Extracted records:

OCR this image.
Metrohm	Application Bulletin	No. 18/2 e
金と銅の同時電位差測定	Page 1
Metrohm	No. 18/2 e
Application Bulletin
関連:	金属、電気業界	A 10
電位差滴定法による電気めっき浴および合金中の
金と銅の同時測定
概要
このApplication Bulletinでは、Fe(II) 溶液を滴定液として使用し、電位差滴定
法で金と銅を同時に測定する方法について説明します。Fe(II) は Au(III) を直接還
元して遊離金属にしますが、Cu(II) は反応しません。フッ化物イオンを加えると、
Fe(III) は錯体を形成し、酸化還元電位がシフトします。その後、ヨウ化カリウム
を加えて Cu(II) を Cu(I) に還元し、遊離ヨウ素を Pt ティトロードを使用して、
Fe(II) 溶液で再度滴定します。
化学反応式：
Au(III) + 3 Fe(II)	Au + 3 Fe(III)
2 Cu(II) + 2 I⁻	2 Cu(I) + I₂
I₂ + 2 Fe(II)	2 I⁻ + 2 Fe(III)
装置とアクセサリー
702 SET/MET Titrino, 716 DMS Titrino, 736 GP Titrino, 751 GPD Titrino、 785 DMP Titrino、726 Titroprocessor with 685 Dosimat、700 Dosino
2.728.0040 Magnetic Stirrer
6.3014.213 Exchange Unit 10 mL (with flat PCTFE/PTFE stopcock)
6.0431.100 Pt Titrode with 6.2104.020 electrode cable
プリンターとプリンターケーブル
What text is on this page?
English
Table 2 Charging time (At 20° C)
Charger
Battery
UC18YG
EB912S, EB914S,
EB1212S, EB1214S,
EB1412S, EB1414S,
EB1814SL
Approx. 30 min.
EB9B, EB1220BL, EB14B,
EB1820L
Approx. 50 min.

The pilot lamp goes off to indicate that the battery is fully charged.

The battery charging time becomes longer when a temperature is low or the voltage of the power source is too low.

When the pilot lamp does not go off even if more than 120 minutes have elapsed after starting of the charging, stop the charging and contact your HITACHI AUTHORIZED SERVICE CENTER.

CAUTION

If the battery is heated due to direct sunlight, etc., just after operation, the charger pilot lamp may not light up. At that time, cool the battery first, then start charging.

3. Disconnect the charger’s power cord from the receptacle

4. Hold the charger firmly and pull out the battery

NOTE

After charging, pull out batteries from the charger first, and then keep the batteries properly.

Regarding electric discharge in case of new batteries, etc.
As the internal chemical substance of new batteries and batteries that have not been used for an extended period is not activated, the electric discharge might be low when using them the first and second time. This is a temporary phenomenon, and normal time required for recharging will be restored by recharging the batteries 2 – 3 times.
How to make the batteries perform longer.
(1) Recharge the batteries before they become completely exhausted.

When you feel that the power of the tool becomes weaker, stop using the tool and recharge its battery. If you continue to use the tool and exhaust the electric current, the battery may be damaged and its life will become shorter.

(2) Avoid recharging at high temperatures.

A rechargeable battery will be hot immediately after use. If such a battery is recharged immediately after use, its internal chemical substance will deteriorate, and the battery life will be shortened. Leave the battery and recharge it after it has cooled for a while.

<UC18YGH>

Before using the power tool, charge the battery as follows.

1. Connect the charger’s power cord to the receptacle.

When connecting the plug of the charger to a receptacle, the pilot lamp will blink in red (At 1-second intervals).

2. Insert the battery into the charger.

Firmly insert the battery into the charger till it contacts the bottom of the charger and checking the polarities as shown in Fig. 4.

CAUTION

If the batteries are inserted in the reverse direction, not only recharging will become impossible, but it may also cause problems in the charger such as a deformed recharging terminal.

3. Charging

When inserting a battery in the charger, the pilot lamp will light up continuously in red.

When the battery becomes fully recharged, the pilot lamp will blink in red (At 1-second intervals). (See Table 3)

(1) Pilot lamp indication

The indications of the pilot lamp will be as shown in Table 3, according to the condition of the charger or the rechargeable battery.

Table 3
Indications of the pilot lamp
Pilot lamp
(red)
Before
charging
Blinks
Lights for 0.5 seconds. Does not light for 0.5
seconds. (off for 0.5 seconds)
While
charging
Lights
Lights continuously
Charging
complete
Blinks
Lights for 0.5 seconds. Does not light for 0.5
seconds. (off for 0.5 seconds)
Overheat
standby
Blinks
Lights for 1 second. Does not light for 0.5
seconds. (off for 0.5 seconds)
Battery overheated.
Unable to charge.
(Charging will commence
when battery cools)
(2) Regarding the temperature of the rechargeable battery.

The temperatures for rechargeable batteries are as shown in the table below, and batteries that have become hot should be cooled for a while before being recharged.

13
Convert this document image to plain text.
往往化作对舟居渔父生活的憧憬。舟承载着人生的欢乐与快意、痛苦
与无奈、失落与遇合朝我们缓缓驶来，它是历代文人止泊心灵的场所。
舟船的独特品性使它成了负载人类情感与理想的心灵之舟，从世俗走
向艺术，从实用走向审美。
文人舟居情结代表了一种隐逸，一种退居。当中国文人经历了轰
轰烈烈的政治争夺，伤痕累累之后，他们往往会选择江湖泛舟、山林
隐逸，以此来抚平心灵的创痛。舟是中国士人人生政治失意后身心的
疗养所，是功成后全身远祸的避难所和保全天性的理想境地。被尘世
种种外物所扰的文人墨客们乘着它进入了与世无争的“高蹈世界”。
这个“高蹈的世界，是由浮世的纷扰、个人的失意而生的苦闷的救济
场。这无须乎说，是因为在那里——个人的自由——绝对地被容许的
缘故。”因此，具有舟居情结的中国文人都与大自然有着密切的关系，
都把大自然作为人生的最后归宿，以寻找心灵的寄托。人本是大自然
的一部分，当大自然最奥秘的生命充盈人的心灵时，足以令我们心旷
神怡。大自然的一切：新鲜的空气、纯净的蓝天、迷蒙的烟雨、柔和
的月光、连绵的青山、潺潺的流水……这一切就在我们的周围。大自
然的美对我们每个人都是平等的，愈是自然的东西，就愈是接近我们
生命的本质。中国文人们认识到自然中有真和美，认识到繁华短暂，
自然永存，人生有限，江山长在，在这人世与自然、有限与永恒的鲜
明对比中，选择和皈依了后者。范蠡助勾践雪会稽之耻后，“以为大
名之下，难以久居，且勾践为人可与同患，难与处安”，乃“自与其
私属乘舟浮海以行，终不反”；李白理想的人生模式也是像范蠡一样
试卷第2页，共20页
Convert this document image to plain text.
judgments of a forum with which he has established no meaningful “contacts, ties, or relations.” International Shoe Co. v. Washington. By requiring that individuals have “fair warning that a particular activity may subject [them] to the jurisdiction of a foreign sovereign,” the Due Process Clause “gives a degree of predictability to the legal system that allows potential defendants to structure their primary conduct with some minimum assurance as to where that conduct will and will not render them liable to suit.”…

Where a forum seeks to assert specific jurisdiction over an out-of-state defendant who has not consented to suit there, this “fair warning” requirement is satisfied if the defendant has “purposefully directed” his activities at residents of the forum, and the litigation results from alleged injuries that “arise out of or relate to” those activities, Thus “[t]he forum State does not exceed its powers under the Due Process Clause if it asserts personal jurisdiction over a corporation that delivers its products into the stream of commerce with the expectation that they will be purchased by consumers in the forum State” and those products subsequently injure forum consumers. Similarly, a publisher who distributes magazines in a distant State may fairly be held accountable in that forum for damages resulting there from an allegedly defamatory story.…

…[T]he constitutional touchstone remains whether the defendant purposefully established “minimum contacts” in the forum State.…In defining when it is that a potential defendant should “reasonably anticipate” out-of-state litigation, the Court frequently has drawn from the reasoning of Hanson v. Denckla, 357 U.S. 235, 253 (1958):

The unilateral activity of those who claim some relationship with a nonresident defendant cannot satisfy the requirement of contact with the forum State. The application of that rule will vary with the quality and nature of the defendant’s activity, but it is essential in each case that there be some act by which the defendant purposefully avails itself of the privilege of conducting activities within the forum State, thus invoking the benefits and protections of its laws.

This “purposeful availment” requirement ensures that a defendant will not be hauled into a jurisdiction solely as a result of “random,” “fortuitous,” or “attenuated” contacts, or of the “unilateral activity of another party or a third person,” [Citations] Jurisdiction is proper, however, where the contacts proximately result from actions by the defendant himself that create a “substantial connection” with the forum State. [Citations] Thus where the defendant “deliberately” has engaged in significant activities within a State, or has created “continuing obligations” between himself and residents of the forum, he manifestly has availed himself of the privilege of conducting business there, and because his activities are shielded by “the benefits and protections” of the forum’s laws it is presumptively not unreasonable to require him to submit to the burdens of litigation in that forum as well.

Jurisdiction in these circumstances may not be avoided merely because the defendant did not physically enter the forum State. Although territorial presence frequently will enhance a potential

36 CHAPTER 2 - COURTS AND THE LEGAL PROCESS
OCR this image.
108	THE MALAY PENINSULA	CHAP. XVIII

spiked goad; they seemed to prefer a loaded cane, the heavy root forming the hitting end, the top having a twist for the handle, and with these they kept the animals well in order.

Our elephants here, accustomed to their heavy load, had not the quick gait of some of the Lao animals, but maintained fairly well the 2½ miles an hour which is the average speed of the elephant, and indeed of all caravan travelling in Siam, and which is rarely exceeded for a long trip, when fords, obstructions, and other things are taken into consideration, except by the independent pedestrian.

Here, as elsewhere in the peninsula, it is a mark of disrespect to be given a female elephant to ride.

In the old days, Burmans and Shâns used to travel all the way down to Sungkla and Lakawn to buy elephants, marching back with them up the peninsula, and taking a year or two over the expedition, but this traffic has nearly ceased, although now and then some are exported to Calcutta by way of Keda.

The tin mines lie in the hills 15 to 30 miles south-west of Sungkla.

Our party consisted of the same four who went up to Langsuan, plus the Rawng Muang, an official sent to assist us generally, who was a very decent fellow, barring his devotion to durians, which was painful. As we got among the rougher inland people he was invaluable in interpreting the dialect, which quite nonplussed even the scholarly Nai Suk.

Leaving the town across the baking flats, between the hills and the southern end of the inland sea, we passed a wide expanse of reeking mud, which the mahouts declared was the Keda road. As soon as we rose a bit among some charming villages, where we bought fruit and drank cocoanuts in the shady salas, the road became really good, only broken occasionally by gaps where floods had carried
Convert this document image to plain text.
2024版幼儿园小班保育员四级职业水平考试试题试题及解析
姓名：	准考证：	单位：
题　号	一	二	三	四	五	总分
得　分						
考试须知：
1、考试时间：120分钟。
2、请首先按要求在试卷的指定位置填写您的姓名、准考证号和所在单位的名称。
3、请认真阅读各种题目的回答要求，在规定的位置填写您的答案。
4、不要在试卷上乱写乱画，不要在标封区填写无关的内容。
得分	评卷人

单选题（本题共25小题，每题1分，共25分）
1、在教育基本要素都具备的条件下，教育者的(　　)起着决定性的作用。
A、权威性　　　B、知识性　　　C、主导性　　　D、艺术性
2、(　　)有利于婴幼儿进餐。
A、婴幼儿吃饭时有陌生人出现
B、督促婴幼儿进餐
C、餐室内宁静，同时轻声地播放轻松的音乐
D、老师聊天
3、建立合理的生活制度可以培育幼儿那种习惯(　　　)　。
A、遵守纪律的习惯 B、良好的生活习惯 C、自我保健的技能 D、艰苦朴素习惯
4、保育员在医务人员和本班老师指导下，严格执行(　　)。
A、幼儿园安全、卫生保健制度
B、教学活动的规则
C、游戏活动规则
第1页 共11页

#### Requirement
Copy every line in the entries above that has the string "Keda" in it.

#### Task solution
In the old days, Burmans and Shâns used to travel all the way down to Sungkla and Lakawn to buy elephants, marching back with them up the peninsula, and taking a year or two over the expedition, but this traffic has nearly ceased, although now and then some are exported to Calcutta by way of Keda.
Leaving the town across the baking flats, between the hills and the southern end of the inland sea, we passed a wide expanse of reeking mud, which the mahouts declared was the Keda road. As soon as we rose a bit among some charming villages, where we bought fruit and drank cocoanuts in the shady salas, the road became really good, only broken occasionally by gaps where floods had carried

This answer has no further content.